Start of Dataset excerpts

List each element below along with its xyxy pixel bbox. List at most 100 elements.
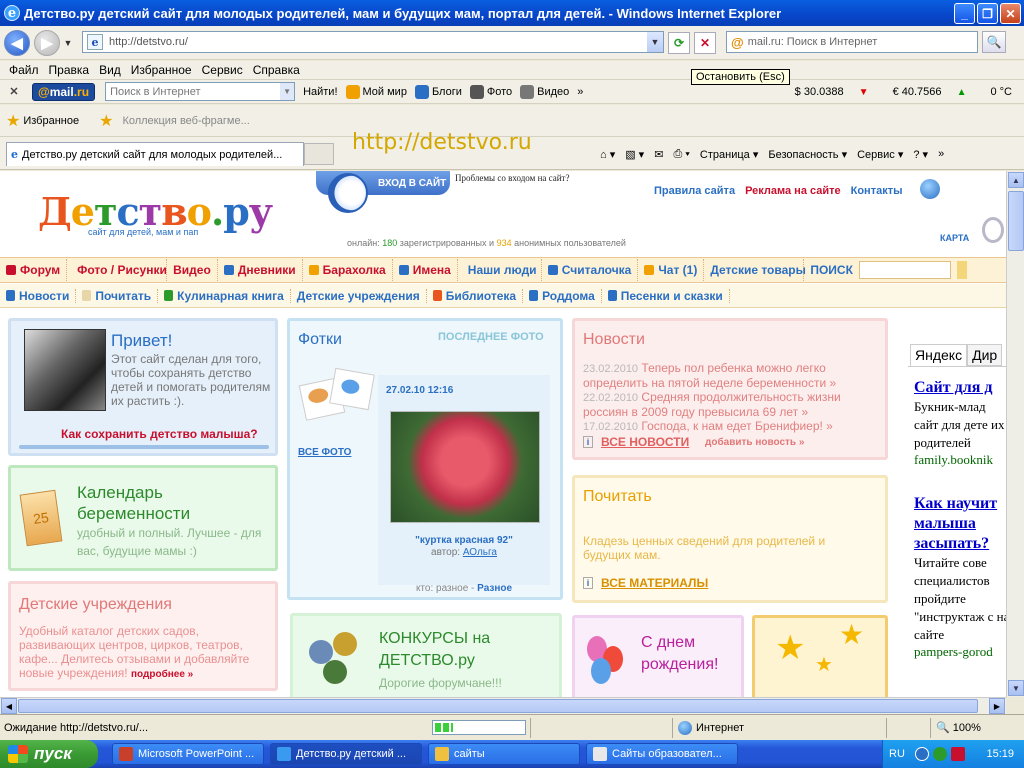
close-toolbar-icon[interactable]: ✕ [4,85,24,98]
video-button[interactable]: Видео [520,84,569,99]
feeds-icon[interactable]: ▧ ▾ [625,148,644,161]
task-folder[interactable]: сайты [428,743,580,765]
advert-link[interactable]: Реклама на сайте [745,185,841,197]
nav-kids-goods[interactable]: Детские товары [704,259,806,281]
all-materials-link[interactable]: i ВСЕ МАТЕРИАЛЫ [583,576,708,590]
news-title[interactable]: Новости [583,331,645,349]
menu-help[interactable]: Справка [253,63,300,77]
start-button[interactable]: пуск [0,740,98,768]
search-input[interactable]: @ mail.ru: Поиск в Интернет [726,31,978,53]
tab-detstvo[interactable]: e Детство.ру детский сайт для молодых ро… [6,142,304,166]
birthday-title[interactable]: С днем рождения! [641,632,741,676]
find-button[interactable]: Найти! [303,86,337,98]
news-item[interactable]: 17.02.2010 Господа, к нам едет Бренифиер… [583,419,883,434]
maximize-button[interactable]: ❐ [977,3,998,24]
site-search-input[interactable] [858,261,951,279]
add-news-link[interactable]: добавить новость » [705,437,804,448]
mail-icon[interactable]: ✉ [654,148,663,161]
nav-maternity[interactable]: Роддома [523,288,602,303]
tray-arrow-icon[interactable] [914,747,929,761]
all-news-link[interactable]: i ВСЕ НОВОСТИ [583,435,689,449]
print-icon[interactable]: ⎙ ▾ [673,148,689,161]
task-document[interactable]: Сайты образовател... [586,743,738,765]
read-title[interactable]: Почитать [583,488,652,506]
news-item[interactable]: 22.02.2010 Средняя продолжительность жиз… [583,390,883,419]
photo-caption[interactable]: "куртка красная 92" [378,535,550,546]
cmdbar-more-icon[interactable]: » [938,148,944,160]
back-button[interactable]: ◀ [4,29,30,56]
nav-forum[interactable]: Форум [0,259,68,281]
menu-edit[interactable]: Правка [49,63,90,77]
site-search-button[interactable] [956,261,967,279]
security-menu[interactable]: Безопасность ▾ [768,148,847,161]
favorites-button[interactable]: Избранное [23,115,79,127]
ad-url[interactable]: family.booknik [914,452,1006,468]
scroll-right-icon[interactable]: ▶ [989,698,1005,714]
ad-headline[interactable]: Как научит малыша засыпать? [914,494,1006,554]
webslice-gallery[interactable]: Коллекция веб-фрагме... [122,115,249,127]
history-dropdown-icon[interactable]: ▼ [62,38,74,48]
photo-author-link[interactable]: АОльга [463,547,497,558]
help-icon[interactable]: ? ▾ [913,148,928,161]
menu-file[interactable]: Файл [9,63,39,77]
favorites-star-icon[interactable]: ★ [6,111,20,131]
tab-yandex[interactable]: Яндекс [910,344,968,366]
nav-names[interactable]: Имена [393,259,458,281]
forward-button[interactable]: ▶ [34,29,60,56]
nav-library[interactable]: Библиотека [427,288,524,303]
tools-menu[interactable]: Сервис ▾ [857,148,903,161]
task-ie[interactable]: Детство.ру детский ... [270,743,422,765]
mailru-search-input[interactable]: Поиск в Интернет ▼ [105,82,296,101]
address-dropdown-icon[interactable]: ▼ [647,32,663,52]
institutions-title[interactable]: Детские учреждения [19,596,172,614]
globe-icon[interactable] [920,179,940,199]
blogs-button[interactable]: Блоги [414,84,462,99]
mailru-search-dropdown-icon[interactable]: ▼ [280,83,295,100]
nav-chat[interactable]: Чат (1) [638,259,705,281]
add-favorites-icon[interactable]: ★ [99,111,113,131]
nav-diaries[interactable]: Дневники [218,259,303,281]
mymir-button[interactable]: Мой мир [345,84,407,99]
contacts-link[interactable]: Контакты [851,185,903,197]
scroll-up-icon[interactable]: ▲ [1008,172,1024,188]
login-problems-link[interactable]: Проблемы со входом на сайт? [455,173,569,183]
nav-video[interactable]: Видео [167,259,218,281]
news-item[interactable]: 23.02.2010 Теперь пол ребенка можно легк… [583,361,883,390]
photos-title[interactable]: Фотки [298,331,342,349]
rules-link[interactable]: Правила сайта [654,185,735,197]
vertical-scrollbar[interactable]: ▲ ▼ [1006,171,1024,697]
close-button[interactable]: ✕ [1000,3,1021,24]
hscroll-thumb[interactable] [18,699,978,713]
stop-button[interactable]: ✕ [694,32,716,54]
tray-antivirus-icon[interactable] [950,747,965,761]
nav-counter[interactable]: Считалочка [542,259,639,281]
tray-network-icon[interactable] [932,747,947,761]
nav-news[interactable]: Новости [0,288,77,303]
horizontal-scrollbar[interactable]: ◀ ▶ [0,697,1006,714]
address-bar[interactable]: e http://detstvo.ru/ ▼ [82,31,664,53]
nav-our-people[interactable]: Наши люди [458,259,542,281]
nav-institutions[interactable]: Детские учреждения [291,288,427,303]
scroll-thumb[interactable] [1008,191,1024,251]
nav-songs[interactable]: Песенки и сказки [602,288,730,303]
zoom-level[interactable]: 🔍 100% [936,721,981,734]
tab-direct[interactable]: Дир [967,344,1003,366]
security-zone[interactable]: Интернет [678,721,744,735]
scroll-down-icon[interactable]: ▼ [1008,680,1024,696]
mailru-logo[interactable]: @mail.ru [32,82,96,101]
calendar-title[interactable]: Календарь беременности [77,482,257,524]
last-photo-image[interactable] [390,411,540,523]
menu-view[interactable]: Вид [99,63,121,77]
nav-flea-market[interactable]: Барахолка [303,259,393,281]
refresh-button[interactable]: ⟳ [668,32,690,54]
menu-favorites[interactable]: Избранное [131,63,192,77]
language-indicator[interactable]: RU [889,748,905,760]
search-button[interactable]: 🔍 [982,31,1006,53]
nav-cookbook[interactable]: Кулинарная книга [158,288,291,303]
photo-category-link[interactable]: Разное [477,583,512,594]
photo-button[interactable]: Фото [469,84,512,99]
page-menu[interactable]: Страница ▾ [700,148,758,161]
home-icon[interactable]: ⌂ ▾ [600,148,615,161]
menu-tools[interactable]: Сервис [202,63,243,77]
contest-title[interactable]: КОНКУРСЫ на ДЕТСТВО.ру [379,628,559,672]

End of Dataset excerpts
Start of Dataset excerpts

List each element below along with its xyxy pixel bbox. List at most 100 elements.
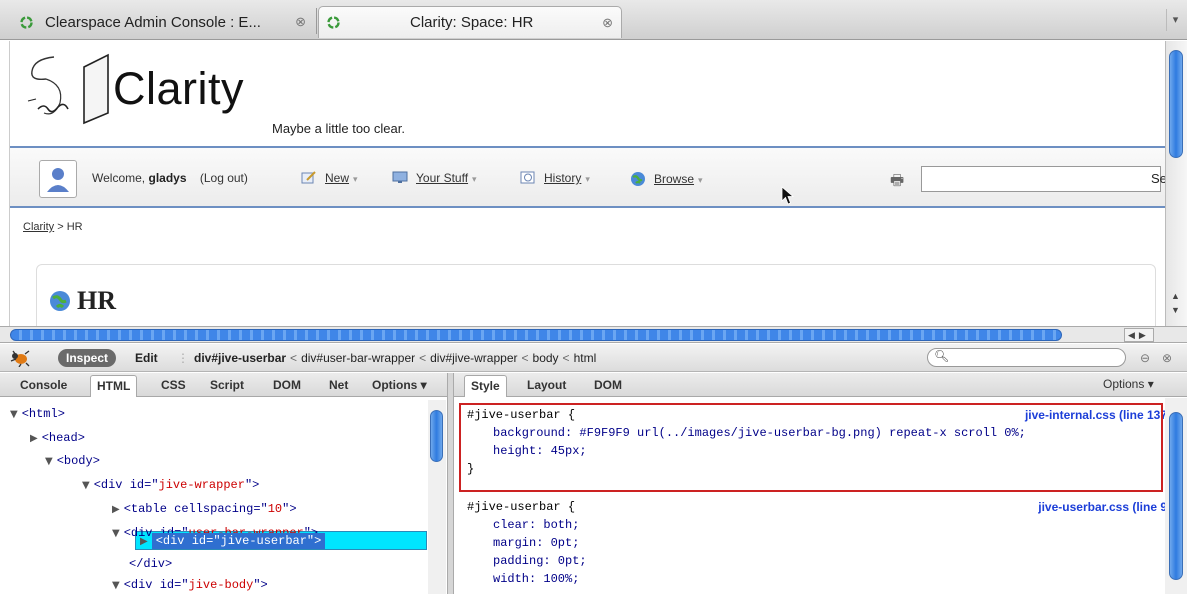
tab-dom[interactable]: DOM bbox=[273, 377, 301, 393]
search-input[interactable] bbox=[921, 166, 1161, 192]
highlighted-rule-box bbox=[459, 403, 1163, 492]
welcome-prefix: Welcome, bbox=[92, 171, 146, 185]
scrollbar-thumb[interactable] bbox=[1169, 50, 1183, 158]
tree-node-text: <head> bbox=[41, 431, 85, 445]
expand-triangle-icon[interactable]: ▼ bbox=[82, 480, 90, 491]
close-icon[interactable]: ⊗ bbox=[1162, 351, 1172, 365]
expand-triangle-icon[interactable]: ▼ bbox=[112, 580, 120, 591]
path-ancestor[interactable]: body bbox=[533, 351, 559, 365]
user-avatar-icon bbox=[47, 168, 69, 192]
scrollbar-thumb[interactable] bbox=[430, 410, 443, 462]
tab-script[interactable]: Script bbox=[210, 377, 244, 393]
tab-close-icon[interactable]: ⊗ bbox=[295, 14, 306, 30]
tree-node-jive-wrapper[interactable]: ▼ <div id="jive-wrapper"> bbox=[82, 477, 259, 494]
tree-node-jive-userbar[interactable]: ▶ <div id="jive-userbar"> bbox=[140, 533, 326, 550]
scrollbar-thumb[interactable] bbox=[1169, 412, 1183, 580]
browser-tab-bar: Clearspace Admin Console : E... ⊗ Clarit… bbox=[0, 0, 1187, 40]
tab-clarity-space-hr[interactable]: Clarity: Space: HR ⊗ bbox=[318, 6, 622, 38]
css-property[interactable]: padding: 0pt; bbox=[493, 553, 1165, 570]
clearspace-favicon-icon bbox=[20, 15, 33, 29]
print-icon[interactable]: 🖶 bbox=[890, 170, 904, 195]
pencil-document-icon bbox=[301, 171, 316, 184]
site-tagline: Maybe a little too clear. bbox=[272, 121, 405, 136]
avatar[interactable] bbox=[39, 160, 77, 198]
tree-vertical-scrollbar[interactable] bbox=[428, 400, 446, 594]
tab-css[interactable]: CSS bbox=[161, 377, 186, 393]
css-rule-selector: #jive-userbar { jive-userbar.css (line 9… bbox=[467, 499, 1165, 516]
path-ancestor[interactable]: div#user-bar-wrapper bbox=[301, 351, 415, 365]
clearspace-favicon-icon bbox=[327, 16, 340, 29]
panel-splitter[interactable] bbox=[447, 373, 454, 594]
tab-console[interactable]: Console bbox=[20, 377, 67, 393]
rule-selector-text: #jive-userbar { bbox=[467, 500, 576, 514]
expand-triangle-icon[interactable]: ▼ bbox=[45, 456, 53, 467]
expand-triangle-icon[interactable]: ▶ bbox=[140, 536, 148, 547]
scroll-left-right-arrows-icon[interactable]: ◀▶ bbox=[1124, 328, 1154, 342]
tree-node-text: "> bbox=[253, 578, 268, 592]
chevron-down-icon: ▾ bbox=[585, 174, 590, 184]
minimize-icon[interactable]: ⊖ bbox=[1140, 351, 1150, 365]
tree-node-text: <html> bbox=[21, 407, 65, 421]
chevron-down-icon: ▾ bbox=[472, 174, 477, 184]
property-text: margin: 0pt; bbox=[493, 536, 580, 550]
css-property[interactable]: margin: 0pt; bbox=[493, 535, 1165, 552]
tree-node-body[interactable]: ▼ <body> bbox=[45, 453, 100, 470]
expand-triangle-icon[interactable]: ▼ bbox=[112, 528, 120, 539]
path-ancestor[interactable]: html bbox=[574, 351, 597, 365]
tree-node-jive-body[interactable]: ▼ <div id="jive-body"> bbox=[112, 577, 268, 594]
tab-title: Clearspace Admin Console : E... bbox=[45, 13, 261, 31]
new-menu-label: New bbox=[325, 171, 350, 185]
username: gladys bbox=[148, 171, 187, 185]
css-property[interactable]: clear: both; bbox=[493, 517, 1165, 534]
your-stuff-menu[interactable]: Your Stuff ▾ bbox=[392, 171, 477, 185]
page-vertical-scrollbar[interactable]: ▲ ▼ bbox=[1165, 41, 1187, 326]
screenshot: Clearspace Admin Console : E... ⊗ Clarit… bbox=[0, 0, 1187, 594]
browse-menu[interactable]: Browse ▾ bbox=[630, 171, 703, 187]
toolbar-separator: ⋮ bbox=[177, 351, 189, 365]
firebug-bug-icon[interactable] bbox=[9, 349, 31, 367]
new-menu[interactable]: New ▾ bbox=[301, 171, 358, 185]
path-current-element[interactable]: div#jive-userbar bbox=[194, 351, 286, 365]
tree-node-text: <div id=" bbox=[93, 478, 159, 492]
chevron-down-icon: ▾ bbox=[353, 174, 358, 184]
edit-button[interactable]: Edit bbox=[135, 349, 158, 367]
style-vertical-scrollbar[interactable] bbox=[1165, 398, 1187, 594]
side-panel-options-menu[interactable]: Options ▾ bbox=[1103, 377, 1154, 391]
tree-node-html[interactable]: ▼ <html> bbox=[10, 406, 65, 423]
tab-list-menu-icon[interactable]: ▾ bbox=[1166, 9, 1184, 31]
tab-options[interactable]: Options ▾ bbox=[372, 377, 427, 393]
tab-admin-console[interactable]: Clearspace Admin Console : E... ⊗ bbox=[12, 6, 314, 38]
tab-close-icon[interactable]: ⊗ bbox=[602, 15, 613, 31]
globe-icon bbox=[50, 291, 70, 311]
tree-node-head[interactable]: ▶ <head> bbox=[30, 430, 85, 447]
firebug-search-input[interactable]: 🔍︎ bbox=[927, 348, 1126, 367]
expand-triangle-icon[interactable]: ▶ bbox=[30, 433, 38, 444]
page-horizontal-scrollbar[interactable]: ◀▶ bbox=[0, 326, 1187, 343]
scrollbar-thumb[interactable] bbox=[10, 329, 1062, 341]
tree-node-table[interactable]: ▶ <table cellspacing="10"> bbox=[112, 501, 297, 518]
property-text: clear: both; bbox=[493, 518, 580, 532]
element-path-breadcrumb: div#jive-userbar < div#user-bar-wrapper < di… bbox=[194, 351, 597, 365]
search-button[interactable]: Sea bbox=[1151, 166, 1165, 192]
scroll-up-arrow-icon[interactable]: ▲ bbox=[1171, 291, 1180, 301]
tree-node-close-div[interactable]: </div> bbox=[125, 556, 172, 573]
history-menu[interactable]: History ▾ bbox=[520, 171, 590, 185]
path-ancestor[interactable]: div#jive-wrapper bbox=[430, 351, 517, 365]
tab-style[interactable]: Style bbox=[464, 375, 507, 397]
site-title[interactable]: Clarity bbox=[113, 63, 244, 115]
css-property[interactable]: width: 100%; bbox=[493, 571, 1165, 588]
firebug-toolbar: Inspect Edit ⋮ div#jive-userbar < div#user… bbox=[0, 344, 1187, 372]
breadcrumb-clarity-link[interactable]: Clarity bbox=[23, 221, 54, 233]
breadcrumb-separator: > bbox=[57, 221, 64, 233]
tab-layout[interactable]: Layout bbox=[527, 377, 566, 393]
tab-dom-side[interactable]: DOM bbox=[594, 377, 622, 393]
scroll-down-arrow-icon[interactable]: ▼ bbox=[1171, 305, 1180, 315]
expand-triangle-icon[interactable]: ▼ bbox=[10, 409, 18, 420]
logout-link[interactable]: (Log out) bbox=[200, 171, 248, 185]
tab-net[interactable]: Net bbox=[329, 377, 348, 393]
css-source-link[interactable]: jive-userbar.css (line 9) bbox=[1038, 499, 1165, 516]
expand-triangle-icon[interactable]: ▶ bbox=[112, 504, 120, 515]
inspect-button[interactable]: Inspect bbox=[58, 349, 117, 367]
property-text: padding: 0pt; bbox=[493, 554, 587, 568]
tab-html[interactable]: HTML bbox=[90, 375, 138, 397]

End of Dataset excerpts

Task goal
Scan the data above and copy each line containing the word "html".

Your response
tree-node-text: <html> bbox=[21, 407, 65, 421]
path-ancestor[interactable]: html bbox=[574, 351, 597, 365]
tree-node-html[interactable]: ▼ <html> bbox=[10, 406, 65, 423]
tab-html[interactable]: HTML bbox=[90, 375, 138, 397]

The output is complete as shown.